* **SELECTED EXTRACT**:

>> Start

Sears, Roebuck & Co. v. Sears Plc, Civ. A. No. 88-342-JLL.

Decision Date24 July 1990
Docket NumberCiv. A. No. 88-342-JLL.
Citation744 F. Supp. 1297
CourtU.S. District Court — District of Delaware
PartiesSEARS, ROEBUCK & COMPANY, Plaintiff, v. SEARS plc and Sears Financial Services Limited, Defendants.

Arthur G. Connolly, Jr. of Connolly, Bove, Lodge & Hutz, Wilmington, Del. (James A. Drobile of Schnader, Harrison, Segal & Lewis, Philadelphia, Pa., and Nancy Schaefer of Schaefer, Rosenwein & Fleming, Chicago, Ill., of counsel), for plaintiff.

Jesse A. Finkelstein of Richards, Layton & Finger, Wilmington, Del. (Shelby R. Grubbs of Grant, Konvalinka & Grubbs, P.C., Chattanooga, Tenn., of counsel), for defendants.

MEMORANDUM OPINION

LATCHUM, Senior District Judge.

I. BACKGROUND

Sears, Roebuck and Company ("Roebuck") filed this trademark and trade name infringement suit on June 28, 1988, Docket Item ("D.I.") 1, against Sears plc ("PLC"), a company incorporated under English and Welsh law. Roebuck amended its complaint on March 10, 1989, and added Sears Financial Services Limited ("SFSL") as a defendant. Discovery closed on December 15, 1989. Currently before the Court are PLC's motions to dismiss for lack of personal jurisdiction, D.I. 204, PLC's motion for summary judgment, D.I. 222, and Roebuck's motion for partial summary judgment, D.I. 220.1

II. FACTS

This is not the first legal confrontation concerning the use of the name "Sears" between these two corporate groups. In 1985, PLC changed the name of a Tennessee corporation from "Edgar Pickering, Inc." to "Sears, Inc." D.I. 48 at ¶ 19. The new "Sears, Inc." was to be a holding company for other American corporations. (Id.) "Sears, Inc." changed its name to E.P. Securities Inc., in response to a complaint filed by Roebuck. That complaint was subsequently dismissed with prejudice and without any admission of liability.

>> End

* **WRITTEN INSTRUCTION 1**: In the Sears trademark opinion, why did "Sears, Inc." change its name to E.P. Securities Inc.?

* **RECORDS FOR THIS EXERCISE**:
>> Start

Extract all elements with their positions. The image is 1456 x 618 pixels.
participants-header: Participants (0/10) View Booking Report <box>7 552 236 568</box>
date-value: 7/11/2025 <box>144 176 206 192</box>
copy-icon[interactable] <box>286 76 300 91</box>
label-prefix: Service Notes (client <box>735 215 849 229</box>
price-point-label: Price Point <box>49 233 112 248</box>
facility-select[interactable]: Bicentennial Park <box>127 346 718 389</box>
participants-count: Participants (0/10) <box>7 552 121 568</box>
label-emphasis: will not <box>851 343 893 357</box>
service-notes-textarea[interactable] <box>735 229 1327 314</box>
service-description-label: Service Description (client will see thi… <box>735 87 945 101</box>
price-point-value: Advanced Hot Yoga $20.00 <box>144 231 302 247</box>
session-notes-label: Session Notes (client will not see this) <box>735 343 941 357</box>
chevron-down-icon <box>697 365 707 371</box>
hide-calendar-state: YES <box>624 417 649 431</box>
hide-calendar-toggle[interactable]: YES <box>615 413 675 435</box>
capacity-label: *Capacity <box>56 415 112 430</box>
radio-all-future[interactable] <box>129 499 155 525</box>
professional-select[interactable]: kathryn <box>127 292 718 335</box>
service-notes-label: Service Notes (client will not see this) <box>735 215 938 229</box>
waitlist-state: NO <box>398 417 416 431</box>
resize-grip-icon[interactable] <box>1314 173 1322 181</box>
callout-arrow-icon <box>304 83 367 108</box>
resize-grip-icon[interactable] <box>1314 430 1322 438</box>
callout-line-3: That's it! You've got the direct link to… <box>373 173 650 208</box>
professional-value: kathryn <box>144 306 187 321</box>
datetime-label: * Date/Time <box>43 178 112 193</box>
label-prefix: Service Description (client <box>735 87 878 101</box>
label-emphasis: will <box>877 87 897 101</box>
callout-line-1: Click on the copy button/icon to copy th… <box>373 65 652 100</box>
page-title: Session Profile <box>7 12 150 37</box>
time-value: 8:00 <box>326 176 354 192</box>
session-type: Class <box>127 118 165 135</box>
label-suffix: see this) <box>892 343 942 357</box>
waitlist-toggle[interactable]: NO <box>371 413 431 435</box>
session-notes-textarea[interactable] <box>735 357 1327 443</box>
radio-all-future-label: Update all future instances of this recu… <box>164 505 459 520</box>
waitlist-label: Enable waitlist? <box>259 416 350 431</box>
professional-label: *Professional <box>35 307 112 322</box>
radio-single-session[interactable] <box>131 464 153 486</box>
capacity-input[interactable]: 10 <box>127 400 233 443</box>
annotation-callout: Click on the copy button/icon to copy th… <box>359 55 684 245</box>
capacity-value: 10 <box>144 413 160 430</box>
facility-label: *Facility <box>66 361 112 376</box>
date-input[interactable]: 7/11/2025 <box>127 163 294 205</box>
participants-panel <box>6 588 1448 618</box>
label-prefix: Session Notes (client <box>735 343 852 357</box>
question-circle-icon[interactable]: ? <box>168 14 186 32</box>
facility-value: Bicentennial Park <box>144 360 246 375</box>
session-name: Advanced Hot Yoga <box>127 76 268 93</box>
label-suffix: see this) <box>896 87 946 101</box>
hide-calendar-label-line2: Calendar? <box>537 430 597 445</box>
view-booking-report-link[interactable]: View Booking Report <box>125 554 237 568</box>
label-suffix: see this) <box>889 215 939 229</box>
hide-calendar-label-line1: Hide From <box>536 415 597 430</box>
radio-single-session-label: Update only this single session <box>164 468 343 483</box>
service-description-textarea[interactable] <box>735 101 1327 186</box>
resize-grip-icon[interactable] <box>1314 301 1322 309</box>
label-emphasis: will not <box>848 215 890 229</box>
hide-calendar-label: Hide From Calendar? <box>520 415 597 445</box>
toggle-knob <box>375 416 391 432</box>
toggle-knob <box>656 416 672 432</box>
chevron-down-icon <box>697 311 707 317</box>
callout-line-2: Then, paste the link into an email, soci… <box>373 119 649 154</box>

>> End

* **WRITTEN INSTRUCTION 2**: Quote the records word for word, from the first line of the records through the line that contains "session-notes-label: Session Notes".

* **EXERCISE ANSWER 1**: "Sears, Inc." changed its name to E.P. Securities Inc. in response to a complaint filed by Roebuck.

* **EXERCISE ANSWER 2**:
Extract all elements with their positions. The image is 1456 x 618 pixels.
participants-header: Participants (0/10) View Booking Report <box>7 552 236 568</box>
date-value: 7/11/2025 <box>144 176 206 192</box>
copy-icon[interactable] <box>286 76 300 91</box>
label-prefix: Service Notes (client <box>735 215 849 229</box>
price-point-label: Price Point <box>49 233 112 248</box>
facility-select[interactable]: Bicentennial Park <box>127 346 718 389</box>
participants-count: Participants (0/10) <box>7 552 121 568</box>
label-emphasis: will not <box>851 343 893 357</box>
service-notes-textarea[interactable] <box>735 229 1327 314</box>
service-description-label: Service Description (client will see thi… <box>735 87 945 101</box>
price-point-value: Advanced Hot Yoga $20.00 <box>144 231 302 247</box>
session-notes-label: Session Notes (client will not see this) <box>735 343 941 357</box>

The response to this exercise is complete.